▶ Task requirements: Reproduce all of the data exactly.

▶ Data for this task:
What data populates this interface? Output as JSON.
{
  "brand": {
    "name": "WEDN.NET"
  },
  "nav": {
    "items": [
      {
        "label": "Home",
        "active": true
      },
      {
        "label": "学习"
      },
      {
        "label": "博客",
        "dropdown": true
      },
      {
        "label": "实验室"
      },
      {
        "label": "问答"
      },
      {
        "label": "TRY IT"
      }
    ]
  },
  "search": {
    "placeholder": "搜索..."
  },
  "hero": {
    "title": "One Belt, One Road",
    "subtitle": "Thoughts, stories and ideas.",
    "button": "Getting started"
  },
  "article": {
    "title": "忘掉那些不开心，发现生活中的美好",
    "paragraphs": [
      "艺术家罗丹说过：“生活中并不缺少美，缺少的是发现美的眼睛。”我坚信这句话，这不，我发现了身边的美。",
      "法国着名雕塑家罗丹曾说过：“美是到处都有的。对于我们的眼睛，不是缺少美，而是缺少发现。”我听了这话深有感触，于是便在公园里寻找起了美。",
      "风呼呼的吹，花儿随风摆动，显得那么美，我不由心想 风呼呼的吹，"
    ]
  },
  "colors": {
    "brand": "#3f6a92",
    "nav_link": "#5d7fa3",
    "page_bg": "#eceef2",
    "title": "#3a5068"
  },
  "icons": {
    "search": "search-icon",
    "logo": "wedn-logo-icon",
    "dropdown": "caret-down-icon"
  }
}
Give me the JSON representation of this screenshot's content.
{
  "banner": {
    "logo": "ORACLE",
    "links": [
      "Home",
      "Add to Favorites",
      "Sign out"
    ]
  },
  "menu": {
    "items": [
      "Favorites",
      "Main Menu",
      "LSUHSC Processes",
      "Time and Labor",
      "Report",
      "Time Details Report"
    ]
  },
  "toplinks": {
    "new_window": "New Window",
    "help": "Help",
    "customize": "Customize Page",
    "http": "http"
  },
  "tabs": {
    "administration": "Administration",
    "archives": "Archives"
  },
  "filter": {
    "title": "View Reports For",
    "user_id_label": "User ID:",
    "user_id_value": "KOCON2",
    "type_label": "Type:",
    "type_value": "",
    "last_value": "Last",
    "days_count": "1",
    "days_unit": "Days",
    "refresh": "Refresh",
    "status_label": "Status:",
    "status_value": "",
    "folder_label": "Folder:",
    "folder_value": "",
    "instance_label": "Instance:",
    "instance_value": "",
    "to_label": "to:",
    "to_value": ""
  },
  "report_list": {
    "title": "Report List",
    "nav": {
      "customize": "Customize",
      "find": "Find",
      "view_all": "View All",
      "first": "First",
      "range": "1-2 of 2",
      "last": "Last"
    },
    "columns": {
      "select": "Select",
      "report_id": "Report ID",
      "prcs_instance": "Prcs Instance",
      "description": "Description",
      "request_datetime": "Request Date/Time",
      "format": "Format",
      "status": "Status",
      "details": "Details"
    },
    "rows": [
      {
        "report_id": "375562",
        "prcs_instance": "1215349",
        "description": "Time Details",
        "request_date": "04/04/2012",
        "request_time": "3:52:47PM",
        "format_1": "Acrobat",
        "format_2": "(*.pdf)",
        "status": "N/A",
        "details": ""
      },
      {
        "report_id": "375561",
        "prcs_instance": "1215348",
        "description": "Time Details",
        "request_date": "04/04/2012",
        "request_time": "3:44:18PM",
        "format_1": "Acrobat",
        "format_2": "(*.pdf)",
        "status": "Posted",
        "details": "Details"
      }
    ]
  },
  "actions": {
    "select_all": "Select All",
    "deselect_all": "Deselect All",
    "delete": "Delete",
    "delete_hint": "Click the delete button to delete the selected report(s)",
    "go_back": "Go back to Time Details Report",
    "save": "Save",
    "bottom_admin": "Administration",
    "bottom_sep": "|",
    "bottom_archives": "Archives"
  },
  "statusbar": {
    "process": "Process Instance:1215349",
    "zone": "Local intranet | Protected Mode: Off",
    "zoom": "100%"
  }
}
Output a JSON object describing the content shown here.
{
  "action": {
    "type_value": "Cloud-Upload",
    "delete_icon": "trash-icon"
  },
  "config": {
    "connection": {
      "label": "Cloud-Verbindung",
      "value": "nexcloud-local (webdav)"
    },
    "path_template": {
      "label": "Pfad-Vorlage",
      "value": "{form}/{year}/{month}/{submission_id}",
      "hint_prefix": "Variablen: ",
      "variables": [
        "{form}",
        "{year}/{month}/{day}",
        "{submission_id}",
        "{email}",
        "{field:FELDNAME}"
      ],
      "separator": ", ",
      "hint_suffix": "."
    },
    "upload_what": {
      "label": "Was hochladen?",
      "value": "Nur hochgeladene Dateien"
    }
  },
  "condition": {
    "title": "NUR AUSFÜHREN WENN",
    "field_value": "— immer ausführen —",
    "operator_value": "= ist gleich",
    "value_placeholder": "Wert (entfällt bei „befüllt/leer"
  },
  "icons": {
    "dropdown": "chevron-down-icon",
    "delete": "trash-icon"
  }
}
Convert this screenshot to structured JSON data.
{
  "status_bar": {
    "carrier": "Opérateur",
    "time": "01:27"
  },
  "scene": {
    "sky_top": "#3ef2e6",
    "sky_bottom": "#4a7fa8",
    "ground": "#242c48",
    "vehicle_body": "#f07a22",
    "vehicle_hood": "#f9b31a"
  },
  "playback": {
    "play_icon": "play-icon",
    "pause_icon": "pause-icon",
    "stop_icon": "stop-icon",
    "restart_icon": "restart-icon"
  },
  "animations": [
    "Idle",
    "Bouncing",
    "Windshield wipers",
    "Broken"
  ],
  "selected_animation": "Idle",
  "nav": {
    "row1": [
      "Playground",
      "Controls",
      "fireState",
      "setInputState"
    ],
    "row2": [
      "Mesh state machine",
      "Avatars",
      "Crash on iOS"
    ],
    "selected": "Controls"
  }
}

▶ Solution:
What data populates this interface? Output as JSON.
{
  "brand": {
    "name": "WEDN.NET"
  },
  "nav": {
    "items": [
      {
        "label": "Home",
        "active": true
      },
      {
        "label": "学习"
      },
      {
        "label": "博客",
        "dropdown": true
      },
      {
        "label": "实验室"
      },
      {
        "label": "问答"
      },
      {
        "label": "TRY IT"
      }
    ]
  },
  "search": {
    "placeholder": "搜索..."
  },
  "hero": {
    "title": "One Belt, One Road",
    "subtitle": "Thoughts, stories and ideas.",
    "button": "Getting started"
  },
  "article": {
    "title": "忘掉那些不开心，发现生活中的美好",
    "paragraphs": [
      "艺术家罗丹说过：“生活中并不缺少美，缺少的是发现美的眼睛。”我坚信这句话，这不，我发现了身边的美。",
      "法国着名雕塑家罗丹曾说过：“美是到处都有的。对于我们的眼睛，不是缺少美，而是缺少发现。”我听了这话深有感触，于是便在公园里寻找起了美。",
      "风呼呼的吹，花儿随风摆动，显得那么美，我不由心想 风呼呼的吹，"
    ]
  },
  "colors": {
    "brand": "#3f6a92",
    "nav_link": "#5d7fa3",
    "page_bg": "#eceef2",
    "title": "#3a5068"
  },
  "icons": {
    "search": "search-icon",
    "logo": "wedn-logo-icon",
    "dropdown": "caret-down-icon"
  }
}
Give me the JSON representation of this screenshot's content.
{
  "banner": {
    "logo": "ORACLE",
    "links": [
      "Home",
      "Add to Favorites",
      "Sign out"
    ]
  },
  "menu": {
    "items": [
      "Favorites",
      "Main Menu",
      "LSUHSC Processes",
      "Time and Labor",
      "Report",
      "Time Details Report"
    ]
  },
  "toplinks": {
    "new_window": "New Window",
    "help": "Help",
    "customize": "Customize Page",
    "http": "http"
  },
  "tabs": {
    "administration": "Administration",
    "archives": "Archives"
  },
  "filter": {
    "title": "View Reports For",
    "user_id_label": "User ID:",
    "user_id_value": "KOCON2",
    "type_label": "Type:",
    "type_value": "",
    "last_value": "Last",
    "days_count": "1",
    "days_unit": "Days",
    "refresh": "Refresh",
    "status_label": "Status:",
    "status_value": "",
    "folder_label": "Folder:",
    "folder_value": "",
    "instance_label": "Instance:",
    "instance_value": "",
    "to_label": "to:",
    "to_value": ""
  },
  "report_list": {
    "title": "Report List",
    "nav": {
      "customize": "Customize",
      "find": "Find",
      "view_all": "View All",
      "first": "First",
      "range": "1-2 of 2",
      "last": "Last"
    },
    "columns": {
      "select": "Select",
      "report_id": "Report ID",
      "prcs_instance": "Prcs Instance",
      "description": "Description",
      "request_datetime": "Request Date/Time",
      "format": "Format",
      "status": "Status",
      "details": "Details"
    },
    "rows": [
      {
        "report_id": "375562",
        "prcs_instance": "1215349",
        "description": "Time Details",
        "request_date": "04/04/2012",
        "request_time": "3:52:47PM",
        "format_1": "Acrobat",
        "format_2": "(*.pdf)",
        "status": "N/A",
        "details": ""
      },
      {
        "report_id": "375561",
        "prcs_instance": "1215348",
        "description": "Time Details",
        "request_date": "04/04/2012",
        "request_time": "3:44:18PM",
        "format_1": "Acrobat",
        "format_2": "(*.pdf)",
        "status": "Posted",
        "details": "Details"
      }
    ]
  },
  "actions": {
    "select_all": "Select All",
    "deselect_all": "Deselect All",
    "delete": "Delete",
    "delete_hint": "Click the delete button to delete the selected report(s)",
    "go_back": "Go back to Time Details Report",
    "save": "Save",
    "bottom_admin": "Administration",
    "bottom_sep": "|",
    "bottom_archives": "Archives"
  },
  "statusbar": {
    "process": "Process Instance:1215349",
    "zone": "Local intranet | Protected Mode: Off",
    "zoom": "100%"
  }
}
Output a JSON object describing the content shown here.
{
  "action": {
    "type_value": "Cloud-Upload",
    "delete_icon": "trash-icon"
  },
  "config": {
    "connection": {
      "label": "Cloud-Verbindung",
      "value": "nexcloud-local (webdav)"
    },
    "path_template": {
      "label": "Pfad-Vorlage",
      "value": "{form}/{year}/{month}/{submission_id}",
      "hint_prefix": "Variablen: ",
      "variables": [
        "{form}",
        "{year}/{month}/{day}",
        "{submission_id}",
        "{email}",
        "{field:FELDNAME}"
      ],
      "separator": ", ",
      "hint_suffix": "."
    },
    "upload_what": {
      "label": "Was hochladen?",
      "value": "Nur hochgeladene Dateien"
    }
  },
  "condition": {
    "title": "NUR AUSFÜHREN WENN",
    "field_value": "— immer ausführen —",
    "operator_value": "= ist gleich",
    "value_placeholder": "Wert (entfällt bei „befüllt/leer"
  },
  "icons": {
    "dropdown": "chevron-down-icon",
    "delete": "trash-icon"
  }
}
Convert this screenshot to structured JSON data.
{
  "status_bar": {
    "carrier": "Opérateur",
    "time": "01:27"
  },
  "scene": {
    "sky_top": "#3ef2e6",
    "sky_bottom": "#4a7fa8",
    "ground": "#242c48",
    "vehicle_body": "#f07a22",
    "vehicle_hood": "#f9b31a"
  },
  "playback": {
    "play_icon": "play-icon",
    "pause_icon": "pause-icon",
    "stop_icon": "stop-icon",
    "restart_icon": "restart-icon"
  },
  "animations": [
    "Idle",
    "Bouncing",
    "Windshield wipers",
    "Broken"
  ],
  "selected_animation": "Idle",
  "nav": {
    "row1": [
      "Playground",
      "Controls",
      "fireState",
      "setInputState"
    ],
    "row2": [
      "Mesh state machine",
      "Avatars",
      "Crash on iOS"
    ],
    "selected": "Controls"
  }
}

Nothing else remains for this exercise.